AIM — Pull each line holding the word "editing" from the data.
___ INFORMATION GIVEN ___
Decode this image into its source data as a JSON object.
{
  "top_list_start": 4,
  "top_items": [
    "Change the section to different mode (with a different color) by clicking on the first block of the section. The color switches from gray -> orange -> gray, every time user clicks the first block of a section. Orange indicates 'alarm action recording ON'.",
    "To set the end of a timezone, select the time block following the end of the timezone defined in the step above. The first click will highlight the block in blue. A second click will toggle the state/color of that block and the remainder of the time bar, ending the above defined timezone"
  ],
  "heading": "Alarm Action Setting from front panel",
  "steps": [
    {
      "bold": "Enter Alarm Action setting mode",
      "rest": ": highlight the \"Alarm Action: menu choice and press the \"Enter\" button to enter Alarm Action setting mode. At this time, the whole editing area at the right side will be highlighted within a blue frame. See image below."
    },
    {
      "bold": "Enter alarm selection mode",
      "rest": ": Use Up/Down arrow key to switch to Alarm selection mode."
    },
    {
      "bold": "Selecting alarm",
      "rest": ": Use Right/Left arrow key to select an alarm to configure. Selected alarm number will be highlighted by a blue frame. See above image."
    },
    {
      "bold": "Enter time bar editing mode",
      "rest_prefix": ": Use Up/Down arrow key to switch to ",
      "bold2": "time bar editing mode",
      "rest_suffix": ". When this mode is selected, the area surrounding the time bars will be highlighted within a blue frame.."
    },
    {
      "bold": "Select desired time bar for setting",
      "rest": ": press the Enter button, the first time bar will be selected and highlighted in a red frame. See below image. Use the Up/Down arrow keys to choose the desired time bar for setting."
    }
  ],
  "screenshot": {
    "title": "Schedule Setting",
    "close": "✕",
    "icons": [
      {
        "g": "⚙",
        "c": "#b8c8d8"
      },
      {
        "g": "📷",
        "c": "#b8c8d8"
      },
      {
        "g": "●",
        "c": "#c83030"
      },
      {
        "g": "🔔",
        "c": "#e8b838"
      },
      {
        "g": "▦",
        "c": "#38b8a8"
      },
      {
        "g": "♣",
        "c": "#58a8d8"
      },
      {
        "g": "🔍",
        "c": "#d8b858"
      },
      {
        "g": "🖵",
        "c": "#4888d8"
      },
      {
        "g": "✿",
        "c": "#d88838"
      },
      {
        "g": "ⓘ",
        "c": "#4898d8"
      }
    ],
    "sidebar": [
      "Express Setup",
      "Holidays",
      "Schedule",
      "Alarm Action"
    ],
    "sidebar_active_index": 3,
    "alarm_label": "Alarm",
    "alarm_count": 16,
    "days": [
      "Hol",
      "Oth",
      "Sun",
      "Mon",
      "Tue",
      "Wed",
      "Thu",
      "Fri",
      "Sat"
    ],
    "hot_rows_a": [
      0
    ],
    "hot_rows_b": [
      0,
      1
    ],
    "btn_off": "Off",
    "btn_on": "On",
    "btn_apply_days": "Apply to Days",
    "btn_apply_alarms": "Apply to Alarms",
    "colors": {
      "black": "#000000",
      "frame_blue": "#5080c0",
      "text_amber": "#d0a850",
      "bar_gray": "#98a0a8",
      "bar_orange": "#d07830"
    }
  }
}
___
OUTPUT FOR THIS TASK —
      "rest": ": highlight the \"Alarm Action: menu choice and press the \"Enter\" button to enter Alarm Action setting mode. At this time, the whole editing area at the right side will be highlighted within a blue frame. See image below."
      "bold": "Enter time bar editing mode",
      "bold2": "time bar editing mode",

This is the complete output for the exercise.